-- Start of The data --

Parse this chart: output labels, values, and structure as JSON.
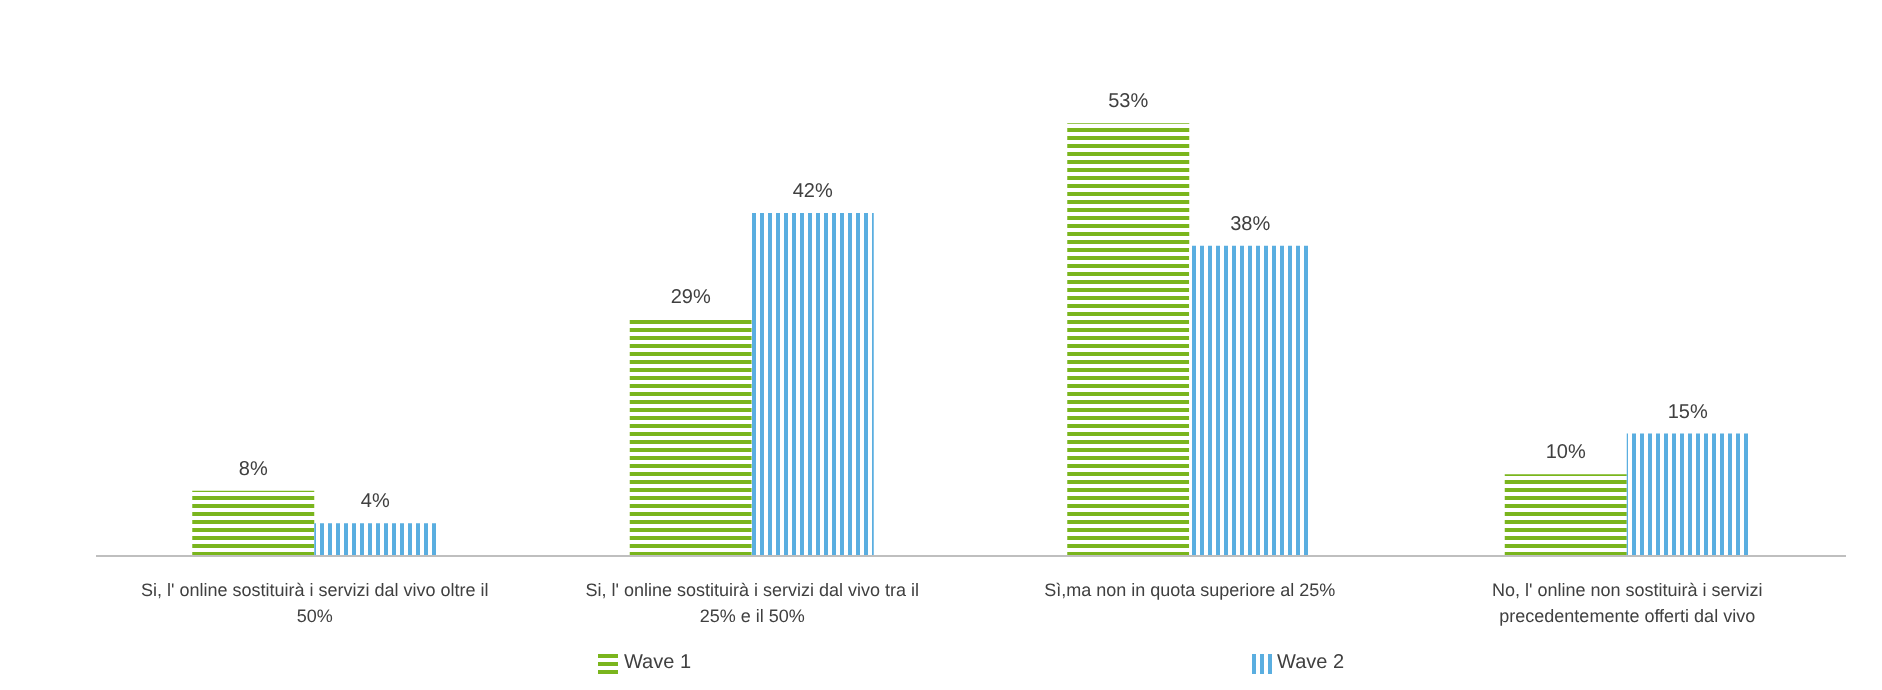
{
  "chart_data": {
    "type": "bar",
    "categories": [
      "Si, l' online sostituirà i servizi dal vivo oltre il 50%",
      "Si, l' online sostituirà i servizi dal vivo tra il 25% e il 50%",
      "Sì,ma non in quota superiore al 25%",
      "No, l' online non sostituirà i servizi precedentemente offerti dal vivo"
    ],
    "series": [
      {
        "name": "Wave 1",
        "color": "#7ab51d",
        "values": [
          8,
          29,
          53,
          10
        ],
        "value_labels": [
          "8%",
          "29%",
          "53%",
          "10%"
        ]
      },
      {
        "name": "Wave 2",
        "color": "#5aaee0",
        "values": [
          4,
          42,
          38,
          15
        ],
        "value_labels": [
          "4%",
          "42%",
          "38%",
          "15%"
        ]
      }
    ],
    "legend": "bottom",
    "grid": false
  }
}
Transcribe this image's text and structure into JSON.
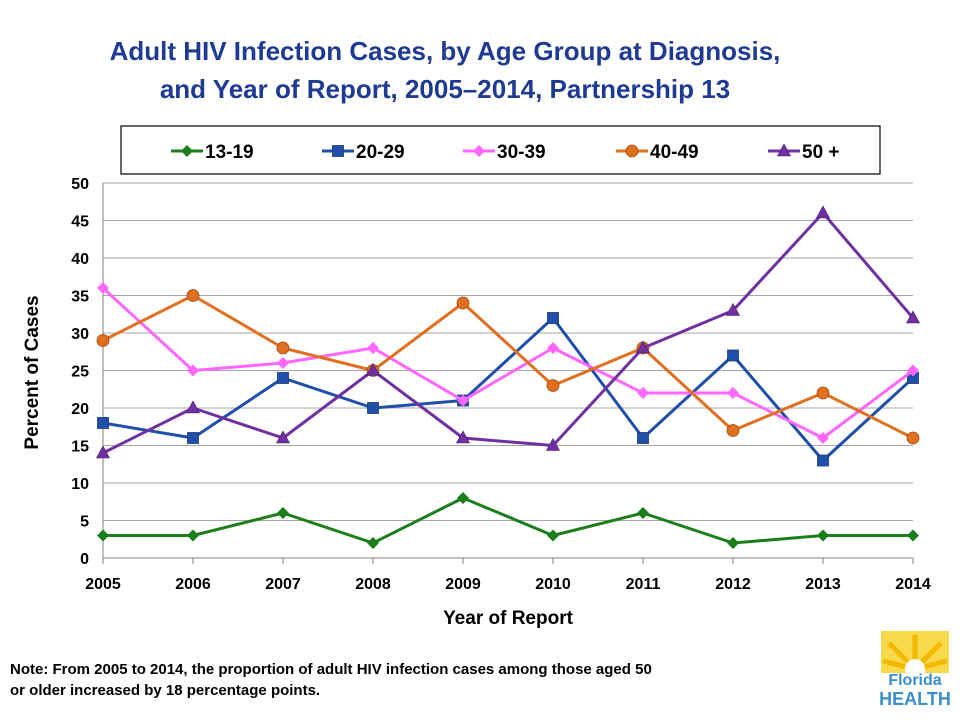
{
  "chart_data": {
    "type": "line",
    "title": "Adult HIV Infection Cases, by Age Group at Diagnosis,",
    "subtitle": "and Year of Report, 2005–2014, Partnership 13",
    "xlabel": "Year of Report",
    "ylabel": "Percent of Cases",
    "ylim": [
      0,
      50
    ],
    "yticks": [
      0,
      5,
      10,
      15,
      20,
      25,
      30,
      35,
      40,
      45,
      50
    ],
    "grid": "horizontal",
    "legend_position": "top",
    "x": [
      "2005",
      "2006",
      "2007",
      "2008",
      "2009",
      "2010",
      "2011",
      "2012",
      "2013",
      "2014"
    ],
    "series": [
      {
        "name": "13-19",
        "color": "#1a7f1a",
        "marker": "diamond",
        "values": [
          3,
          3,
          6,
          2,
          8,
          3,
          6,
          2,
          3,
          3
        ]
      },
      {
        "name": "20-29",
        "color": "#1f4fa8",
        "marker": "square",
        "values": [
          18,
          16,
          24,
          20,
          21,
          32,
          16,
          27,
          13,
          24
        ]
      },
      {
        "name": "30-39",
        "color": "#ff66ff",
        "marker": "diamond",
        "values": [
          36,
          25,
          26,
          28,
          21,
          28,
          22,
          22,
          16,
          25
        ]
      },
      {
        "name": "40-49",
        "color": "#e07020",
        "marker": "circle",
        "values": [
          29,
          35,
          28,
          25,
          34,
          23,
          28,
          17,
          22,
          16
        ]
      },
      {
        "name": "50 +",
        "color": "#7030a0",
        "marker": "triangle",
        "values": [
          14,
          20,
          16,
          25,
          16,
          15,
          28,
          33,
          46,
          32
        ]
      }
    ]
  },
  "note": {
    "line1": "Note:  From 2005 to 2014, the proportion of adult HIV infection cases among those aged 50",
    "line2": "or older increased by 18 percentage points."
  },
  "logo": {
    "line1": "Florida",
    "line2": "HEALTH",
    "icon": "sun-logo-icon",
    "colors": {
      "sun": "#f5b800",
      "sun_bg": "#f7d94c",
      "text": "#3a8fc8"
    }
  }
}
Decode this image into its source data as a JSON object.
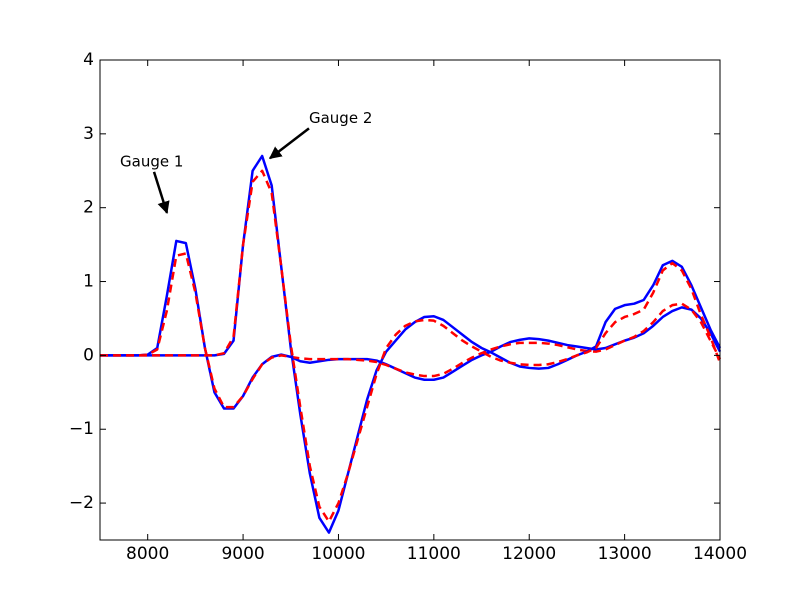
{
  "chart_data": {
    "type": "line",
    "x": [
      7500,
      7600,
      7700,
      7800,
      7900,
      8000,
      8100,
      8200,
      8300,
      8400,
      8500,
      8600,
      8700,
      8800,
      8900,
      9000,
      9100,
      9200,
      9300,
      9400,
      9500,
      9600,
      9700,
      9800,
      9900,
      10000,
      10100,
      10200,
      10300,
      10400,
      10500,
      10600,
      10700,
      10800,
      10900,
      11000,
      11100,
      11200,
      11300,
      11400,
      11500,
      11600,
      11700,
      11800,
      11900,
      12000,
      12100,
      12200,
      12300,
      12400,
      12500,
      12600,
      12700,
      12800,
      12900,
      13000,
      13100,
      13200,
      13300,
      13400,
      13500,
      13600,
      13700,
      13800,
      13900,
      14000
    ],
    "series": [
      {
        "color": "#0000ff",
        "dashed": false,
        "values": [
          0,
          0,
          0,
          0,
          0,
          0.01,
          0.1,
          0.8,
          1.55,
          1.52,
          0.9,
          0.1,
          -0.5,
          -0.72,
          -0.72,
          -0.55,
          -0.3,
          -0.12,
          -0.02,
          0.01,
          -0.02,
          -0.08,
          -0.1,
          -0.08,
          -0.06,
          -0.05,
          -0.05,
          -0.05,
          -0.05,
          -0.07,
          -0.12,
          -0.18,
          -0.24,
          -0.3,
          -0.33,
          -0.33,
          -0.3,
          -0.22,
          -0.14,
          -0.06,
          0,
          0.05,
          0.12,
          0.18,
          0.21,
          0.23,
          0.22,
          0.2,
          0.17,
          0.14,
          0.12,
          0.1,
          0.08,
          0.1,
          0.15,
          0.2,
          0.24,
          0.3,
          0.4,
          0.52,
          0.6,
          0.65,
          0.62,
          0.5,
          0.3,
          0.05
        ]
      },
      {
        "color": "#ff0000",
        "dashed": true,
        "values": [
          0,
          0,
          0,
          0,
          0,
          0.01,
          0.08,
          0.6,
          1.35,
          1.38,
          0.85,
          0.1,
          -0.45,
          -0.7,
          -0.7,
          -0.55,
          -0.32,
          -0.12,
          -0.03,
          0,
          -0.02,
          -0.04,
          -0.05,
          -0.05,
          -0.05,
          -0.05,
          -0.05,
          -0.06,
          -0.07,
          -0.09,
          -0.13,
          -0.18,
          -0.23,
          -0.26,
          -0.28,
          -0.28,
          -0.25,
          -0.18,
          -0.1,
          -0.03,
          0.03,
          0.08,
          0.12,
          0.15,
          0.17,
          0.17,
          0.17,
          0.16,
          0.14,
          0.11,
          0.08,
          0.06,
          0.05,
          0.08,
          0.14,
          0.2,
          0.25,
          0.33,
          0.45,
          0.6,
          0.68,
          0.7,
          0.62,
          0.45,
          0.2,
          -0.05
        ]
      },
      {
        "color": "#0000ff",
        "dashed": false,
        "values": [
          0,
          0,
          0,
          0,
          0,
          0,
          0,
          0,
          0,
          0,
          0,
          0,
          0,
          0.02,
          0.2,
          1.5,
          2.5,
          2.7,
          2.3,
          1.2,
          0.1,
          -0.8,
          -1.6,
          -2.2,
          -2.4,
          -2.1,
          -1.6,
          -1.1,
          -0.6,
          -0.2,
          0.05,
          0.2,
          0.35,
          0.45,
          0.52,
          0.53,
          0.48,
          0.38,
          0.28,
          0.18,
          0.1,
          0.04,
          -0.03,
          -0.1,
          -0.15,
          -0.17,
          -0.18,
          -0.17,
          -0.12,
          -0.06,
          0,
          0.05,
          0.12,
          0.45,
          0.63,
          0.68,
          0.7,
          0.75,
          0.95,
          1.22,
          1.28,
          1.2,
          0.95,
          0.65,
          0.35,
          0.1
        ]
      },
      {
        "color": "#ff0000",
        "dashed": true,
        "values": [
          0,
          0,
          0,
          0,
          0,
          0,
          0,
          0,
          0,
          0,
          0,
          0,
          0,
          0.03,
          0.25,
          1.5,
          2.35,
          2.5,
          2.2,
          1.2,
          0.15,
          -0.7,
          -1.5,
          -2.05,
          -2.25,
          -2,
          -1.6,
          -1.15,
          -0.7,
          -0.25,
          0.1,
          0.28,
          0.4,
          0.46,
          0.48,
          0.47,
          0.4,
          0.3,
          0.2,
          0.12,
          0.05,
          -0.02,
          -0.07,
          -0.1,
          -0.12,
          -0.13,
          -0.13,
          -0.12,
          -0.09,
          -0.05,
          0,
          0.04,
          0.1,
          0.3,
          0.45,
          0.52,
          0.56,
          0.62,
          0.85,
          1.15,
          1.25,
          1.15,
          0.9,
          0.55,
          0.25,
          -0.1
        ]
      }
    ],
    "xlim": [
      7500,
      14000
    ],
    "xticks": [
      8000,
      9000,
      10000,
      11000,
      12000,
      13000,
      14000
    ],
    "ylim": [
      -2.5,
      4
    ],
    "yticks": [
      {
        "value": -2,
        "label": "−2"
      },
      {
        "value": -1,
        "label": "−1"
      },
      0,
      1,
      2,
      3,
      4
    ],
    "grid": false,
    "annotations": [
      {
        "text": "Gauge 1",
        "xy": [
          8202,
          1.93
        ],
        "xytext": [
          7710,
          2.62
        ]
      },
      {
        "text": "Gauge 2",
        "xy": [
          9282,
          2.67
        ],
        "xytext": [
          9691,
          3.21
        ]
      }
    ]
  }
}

-- End of The data --

From the listing, copy each line containing the word "servizi".

      "Si, l' online sostituirà i servizi dal vivo oltre il 50%",
      "Si, l' online sostituirà i servizi dal vivo tra il 25% e il 50%",
      "No, l' online non sostituirà i servizi precedentemente offerti dal vivo"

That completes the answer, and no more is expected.